### Exercise task:
Retype the records that come next, word for word.

### Record excerpts:
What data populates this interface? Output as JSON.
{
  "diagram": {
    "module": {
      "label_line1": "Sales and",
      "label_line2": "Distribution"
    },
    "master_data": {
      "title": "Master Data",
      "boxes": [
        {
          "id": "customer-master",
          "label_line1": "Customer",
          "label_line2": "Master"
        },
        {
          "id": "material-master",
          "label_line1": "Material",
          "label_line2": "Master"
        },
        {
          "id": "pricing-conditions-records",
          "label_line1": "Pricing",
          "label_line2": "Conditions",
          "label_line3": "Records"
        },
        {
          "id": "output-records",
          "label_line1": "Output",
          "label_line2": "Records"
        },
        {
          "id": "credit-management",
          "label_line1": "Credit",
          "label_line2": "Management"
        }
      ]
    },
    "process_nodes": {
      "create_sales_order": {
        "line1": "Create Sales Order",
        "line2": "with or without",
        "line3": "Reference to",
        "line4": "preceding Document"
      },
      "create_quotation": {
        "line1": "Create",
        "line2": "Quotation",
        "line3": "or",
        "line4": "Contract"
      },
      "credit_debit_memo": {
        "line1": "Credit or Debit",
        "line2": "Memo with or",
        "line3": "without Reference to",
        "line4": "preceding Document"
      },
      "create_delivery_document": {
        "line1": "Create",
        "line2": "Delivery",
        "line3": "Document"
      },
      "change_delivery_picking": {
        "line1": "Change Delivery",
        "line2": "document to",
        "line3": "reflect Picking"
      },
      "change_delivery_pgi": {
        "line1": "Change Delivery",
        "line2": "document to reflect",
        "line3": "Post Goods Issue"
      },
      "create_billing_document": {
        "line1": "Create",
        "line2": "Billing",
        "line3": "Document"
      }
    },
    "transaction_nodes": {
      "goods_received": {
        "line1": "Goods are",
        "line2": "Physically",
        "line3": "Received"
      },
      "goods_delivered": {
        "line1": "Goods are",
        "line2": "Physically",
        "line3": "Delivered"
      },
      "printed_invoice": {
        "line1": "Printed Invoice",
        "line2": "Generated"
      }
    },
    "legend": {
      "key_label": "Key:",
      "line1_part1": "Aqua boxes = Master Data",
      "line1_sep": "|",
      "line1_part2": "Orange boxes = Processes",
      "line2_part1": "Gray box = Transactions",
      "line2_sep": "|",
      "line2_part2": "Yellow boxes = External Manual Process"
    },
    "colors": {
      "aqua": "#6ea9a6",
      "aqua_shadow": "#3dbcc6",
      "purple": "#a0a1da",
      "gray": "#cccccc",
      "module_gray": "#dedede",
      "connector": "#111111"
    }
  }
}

### Full response:
What data populates this interface? Output as JSON.
{
  "diagram": {
    "module": {
      "label_line1": "Sales and",
      "label_line2": "Distribution"
    },
    "master_data": {
      "title": "Master Data",
      "boxes": [
        {
          "id": "customer-master",
          "label_line1": "Customer",
          "label_line2": "Master"
        },
        {
          "id": "material-master",
          "label_line1": "Material",
          "label_line2": "Master"
        },
        {
          "id": "pricing-conditions-records",
          "label_line1": "Pricing",
          "label_line2": "Conditions",
          "label_line3": "Records"
        },
        {
          "id": "output-records",
          "label_line1": "Output",
          "label_line2": "Records"
        },
        {
          "id": "credit-management",
          "label_line1": "Credit",
          "label_line2": "Management"
        }
      ]
    },
    "process_nodes": {
      "create_sales_order": {
        "line1": "Create Sales Order",
        "line2": "with or without",
        "line3": "Reference to",
        "line4": "preceding Document"
      },
      "create_quotation": {
        "line1": "Create",
        "line2": "Quotation",
        "line3": "or",
        "line4": "Contract"
      },
      "credit_debit_memo": {
        "line1": "Credit or Debit",
        "line2": "Memo with or",
        "line3": "without Reference to",
        "line4": "preceding Document"
      },
      "create_delivery_document": {
        "line1": "Create",
        "line2": "Delivery",
        "line3": "Document"
      },
      "change_delivery_picking": {
        "line1": "Change Delivery",
        "line2": "document to",
        "line3": "reflect Picking"
      },
      "change_delivery_pgi": {
        "line1": "Change Delivery",
        "line2": "document to reflect",
        "line3": "Post Goods Issue"
      },
      "create_billing_document": {
        "line1": "Create",
        "line2": "Billing",
        "line3": "Document"
      }
    },
    "transaction_nodes": {
      "goods_received": {
        "line1": "Goods are",
        "line2": "Physically",
        "line3": "Received"
      },
      "goods_delivered": {
        "line1": "Goods are",
        "line2": "Physically",
        "line3": "Delivered"
      },
      "printed_invoice": {
        "line1": "Printed Invoice",
        "line2": "Generated"
      }
    },
    "legend": {
      "key_label": "Key:",
      "line1_part1": "Aqua boxes = Master Data",
      "line1_sep": "|",
      "line1_part2": "Orange boxes = Processes",
      "line2_part1": "Gray box = Transactions",
      "line2_sep": "|",
      "line2_part2": "Yellow boxes = External Manual Process"
    },
    "colors": {
      "aqua": "#6ea9a6",
      "aqua_shadow": "#3dbcc6",
      "purple": "#a0a1da",
      "gray": "#cccccc",
      "module_gray": "#dedede",
      "connector": "#111111"
    }
  }
}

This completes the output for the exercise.